Data excerpts
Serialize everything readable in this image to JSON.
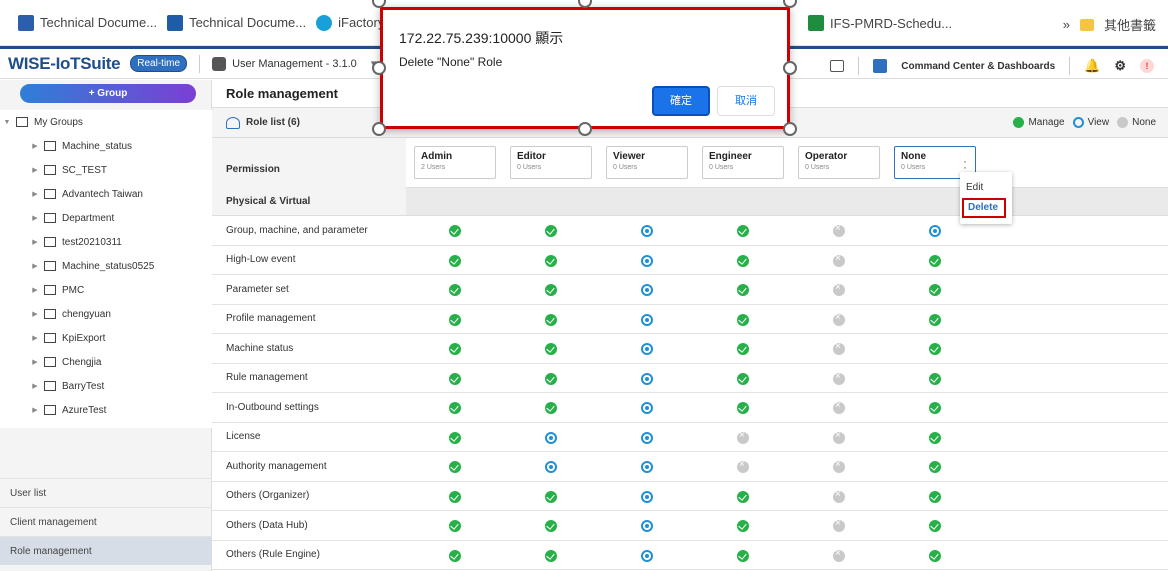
{
  "bookmarks": {
    "items": [
      "Technical Docume...",
      "Technical Docume...",
      "iFactory - Ho"
    ],
    "item_right": "IFS-PMRD-Schedu...",
    "more": "»",
    "other_folder": "其他書籤"
  },
  "header": {
    "logo": "WISE-IoTSuite",
    "badge": "Real-time",
    "module": "User Management - 3.1.0",
    "command_center": "Command Center & Dashboards"
  },
  "sidebar": {
    "group_button": "+ Group",
    "root": "My Groups",
    "groups": [
      "Machine_status",
      "SC_TEST",
      "Advantech Taiwan",
      "Department",
      "test20210311",
      "Machine_status0525",
      "PMC",
      "chengyuan",
      "KpiExport",
      "Chengjia",
      "BarryTest",
      "AzureTest"
    ],
    "nav": [
      "User list",
      "Client management",
      "Role management"
    ]
  },
  "main": {
    "title": "Role management",
    "role_list": "Role list (6)",
    "legend": {
      "manage": "Manage",
      "view": "View",
      "none": "None"
    },
    "permission_header": "Permission",
    "section": "Physical & Virtual",
    "roles": [
      {
        "name": "Admin",
        "users": "2 Users"
      },
      {
        "name": "Editor",
        "users": "0 Users"
      },
      {
        "name": "Viewer",
        "users": "0 Users"
      },
      {
        "name": "Engineer",
        "users": "0 Users"
      },
      {
        "name": "Operator",
        "users": "0 Users"
      },
      {
        "name": "None",
        "users": "0 Users"
      }
    ],
    "permissions": [
      {
        "label": "Group, machine, and parameter",
        "states": [
          "manage",
          "manage",
          "view",
          "manage",
          "none",
          "view"
        ]
      },
      {
        "label": "High-Low event",
        "states": [
          "manage",
          "manage",
          "view",
          "manage",
          "none",
          "manage"
        ]
      },
      {
        "label": "Parameter set",
        "states": [
          "manage",
          "manage",
          "view",
          "manage",
          "none",
          "manage"
        ]
      },
      {
        "label": "Profile management",
        "states": [
          "manage",
          "manage",
          "view",
          "manage",
          "none",
          "manage"
        ]
      },
      {
        "label": "Machine status",
        "states": [
          "manage",
          "manage",
          "view",
          "manage",
          "none",
          "manage"
        ]
      },
      {
        "label": "Rule management",
        "states": [
          "manage",
          "manage",
          "view",
          "manage",
          "none",
          "manage"
        ]
      },
      {
        "label": "In-Outbound settings",
        "states": [
          "manage",
          "manage",
          "view",
          "manage",
          "none",
          "manage"
        ]
      },
      {
        "label": "License",
        "states": [
          "manage",
          "view",
          "view",
          "none",
          "none",
          "manage"
        ]
      },
      {
        "label": "Authority management",
        "states": [
          "manage",
          "view",
          "view",
          "none",
          "none",
          "manage"
        ]
      },
      {
        "label": "Others (Organizer)",
        "states": [
          "manage",
          "manage",
          "view",
          "manage",
          "none",
          "manage"
        ]
      },
      {
        "label": "Others (Data Hub)",
        "states": [
          "manage",
          "manage",
          "view",
          "manage",
          "none",
          "manage"
        ]
      },
      {
        "label": "Others (Rule Engine)",
        "states": [
          "manage",
          "manage",
          "view",
          "manage",
          "none",
          "manage"
        ]
      }
    ]
  },
  "dropdown": {
    "edit": "Edit",
    "delete": "Delete"
  },
  "dialog": {
    "title": "172.22.75.239:10000 顯示",
    "message": "Delete \"None\" Role",
    "ok": "確定",
    "cancel": "取消"
  },
  "colors": {
    "manage": "#27b04a",
    "view": "#1e90d6",
    "none": "#c9c9c9",
    "accent": "#1a73e8",
    "highlight": "#cc0000"
  }
}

→ **Aim of the exercise**:
Quote every entry exactly, with the pictures omitted.

→ **Result for this task**:
Serialize everything readable in this image to JSON.
{
  "bookmarks": {
    "items": [
      "Technical Docume...",
      "Technical Docume...",
      "iFactory - Ho"
    ],
    "item_right": "IFS-PMRD-Schedu...",
    "more": "»",
    "other_folder": "其他書籤"
  },
  "header": {
    "logo": "WISE-IoTSuite",
    "badge": "Real-time",
    "module": "User Management - 3.1.0",
    "command_center": "Command Center & Dashboards"
  },
  "sidebar": {
    "group_button": "+ Group",
    "root": "My Groups",
    "groups": [
      "Machine_status",
      "SC_TEST",
      "Advantech Taiwan",
      "Department",
      "test20210311",
      "Machine_status0525",
      "PMC",
      "chengyuan",
      "KpiExport",
      "Chengjia",
      "BarryTest",
      "AzureTest"
    ],
    "nav": [
      "User list",
      "Client management",
      "Role management"
    ]
  },
  "main": {
    "title": "Role management",
    "role_list": "Role list (6)",
    "legend": {
      "manage": "Manage",
      "view": "View",
      "none": "None"
    },
    "permission_header": "Permission",
    "section": "Physical & Virtual",
    "roles": [
      {
        "name": "Admin",
        "users": "2 Users"
      },
      {
        "name": "Editor",
        "users": "0 Users"
      },
      {
        "name": "Viewer",
        "users": "0 Users"
      },
      {
        "name": "Engineer",
        "users": "0 Users"
      },
      {
        "name": "Operator",
        "users": "0 Users"
      },
      {
        "name": "None",
        "users": "0 Users"
      }
    ],
    "permissions": [
      {
        "label": "Group, machine, and parameter",
        "states": [
          "manage",
          "manage",
          "view",
          "manage",
          "none",
          "view"
        ]
      },
      {
        "label": "High-Low event",
        "states": [
          "manage",
          "manage",
          "view",
          "manage",
          "none",
          "manage"
        ]
      },
      {
        "label": "Parameter set",
        "states": [
          "manage",
          "manage",
          "view",
          "manage",
          "none",
          "manage"
        ]
      },
      {
        "label": "Profile management",
        "states": [
          "manage",
          "manage",
          "view",
          "manage",
          "none",
          "manage"
        ]
      },
      {
        "label": "Machine status",
        "states": [
          "manage",
          "manage",
          "view",
          "manage",
          "none",
          "manage"
        ]
      },
      {
        "label": "Rule management",
        "states": [
          "manage",
          "manage",
          "view",
          "manage",
          "none",
          "manage"
        ]
      },
      {
        "label": "In-Outbound settings",
        "states": [
          "manage",
          "manage",
          "view",
          "manage",
          "none",
          "manage"
        ]
      },
      {
        "label": "License",
        "states": [
          "manage",
          "view",
          "view",
          "none",
          "none",
          "manage"
        ]
      },
      {
        "label": "Authority management",
        "states": [
          "manage",
          "view",
          "view",
          "none",
          "none",
          "manage"
        ]
      },
      {
        "label": "Others (Organizer)",
        "states": [
          "manage",
          "manage",
          "view",
          "manage",
          "none",
          "manage"
        ]
      },
      {
        "label": "Others (Data Hub)",
        "states": [
          "manage",
          "manage",
          "view",
          "manage",
          "none",
          "manage"
        ]
      },
      {
        "label": "Others (Rule Engine)",
        "states": [
          "manage",
          "manage",
          "view",
          "manage",
          "none",
          "manage"
        ]
      }
    ]
  },
  "dropdown": {
    "edit": "Edit",
    "delete": "Delete"
  },
  "dialog": {
    "title": "172.22.75.239:10000 顯示",
    "message": "Delete \"None\" Role",
    "ok": "確定",
    "cancel": "取消"
  },
  "colors": {
    "manage": "#27b04a",
    "view": "#1e90d6",
    "none": "#c9c9c9",
    "accent": "#1a73e8",
    "highlight": "#cc0000"
  }
}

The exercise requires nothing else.